Which lines include the word "recent"? Copy each of them.

Data entries
▬▬▬

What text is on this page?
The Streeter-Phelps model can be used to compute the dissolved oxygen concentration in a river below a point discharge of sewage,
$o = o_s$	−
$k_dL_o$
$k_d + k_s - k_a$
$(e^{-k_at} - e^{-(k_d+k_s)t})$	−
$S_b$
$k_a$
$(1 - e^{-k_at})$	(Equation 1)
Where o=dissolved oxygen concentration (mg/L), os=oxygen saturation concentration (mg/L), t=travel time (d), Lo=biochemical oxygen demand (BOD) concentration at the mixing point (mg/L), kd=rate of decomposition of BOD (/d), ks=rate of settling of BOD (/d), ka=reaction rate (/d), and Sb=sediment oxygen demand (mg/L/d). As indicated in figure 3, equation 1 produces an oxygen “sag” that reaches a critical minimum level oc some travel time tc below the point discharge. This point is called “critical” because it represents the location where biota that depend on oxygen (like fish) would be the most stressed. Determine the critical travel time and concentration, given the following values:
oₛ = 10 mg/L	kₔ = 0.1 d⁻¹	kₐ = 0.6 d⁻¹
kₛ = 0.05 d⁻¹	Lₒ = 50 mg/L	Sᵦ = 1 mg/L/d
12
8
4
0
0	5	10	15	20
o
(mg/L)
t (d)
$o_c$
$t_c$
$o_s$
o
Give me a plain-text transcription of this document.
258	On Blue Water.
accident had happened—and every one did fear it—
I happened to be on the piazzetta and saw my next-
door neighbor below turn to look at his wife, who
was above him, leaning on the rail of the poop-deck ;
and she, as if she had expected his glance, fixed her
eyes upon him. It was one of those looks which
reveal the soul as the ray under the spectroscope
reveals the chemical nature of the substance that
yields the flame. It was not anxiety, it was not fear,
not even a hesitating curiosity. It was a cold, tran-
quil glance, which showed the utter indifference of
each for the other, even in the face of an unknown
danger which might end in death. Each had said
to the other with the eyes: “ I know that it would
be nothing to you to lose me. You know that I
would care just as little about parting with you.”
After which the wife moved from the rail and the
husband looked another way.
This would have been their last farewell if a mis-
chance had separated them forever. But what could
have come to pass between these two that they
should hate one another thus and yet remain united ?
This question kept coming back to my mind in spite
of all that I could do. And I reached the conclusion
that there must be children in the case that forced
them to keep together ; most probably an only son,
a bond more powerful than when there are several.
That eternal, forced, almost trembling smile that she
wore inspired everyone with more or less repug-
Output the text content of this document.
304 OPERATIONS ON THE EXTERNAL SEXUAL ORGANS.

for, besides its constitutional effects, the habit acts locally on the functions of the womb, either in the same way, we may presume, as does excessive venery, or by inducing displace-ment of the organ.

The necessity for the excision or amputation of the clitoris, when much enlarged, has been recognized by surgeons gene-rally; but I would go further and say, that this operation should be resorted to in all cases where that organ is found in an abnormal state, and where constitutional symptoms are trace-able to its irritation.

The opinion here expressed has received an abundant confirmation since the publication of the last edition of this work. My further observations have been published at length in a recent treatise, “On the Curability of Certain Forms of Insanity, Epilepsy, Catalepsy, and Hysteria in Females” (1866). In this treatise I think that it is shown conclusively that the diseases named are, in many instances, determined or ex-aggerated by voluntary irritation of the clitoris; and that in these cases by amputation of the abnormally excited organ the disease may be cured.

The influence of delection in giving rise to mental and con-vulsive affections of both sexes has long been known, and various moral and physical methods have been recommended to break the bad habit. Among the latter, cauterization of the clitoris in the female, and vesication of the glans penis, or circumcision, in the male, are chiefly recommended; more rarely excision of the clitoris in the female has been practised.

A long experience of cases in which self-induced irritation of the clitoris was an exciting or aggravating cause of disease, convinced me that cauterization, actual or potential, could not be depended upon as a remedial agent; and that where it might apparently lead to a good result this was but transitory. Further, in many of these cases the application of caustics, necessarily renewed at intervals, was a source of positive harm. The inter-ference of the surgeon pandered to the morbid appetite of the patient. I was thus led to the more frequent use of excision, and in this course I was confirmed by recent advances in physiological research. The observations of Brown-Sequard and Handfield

▬▬▬

## [Reply to the task]
The opinion here expressed has received an abundant confirmation since the publication of the last edition of this work. My further observations have been published at length in a recent treatise, “On the Curability of Certain Forms of Insanity, Epilepsy, Catalepsy, and Hysteria in Females” (1866). In this treatise I think that it is shown conclusively that the diseases named are, in many instances, determined or ex-aggerated by voluntary irritation of the clitoris; and that in these cases by amputation of the abnormally excited organ the disease may be cured.
A long experience of cases in which self-induced irritation of the clitoris was an exciting or aggravating cause of disease, convinced me that cauterization, actual or potential, could not be depended upon as a remedial agent; and that where it might apparently lead to a good result this was but transitory. Further, in many of these cases the application of caustics, necessarily renewed at intervals, was a source of positive harm. The inter-ference of the surgeon pandered to the morbid appetite of the patient. I was thus led to the more frequent use of excision, and in this course I was confirmed by recent advances in physiological research. The observations of Brown-Sequard and Handfield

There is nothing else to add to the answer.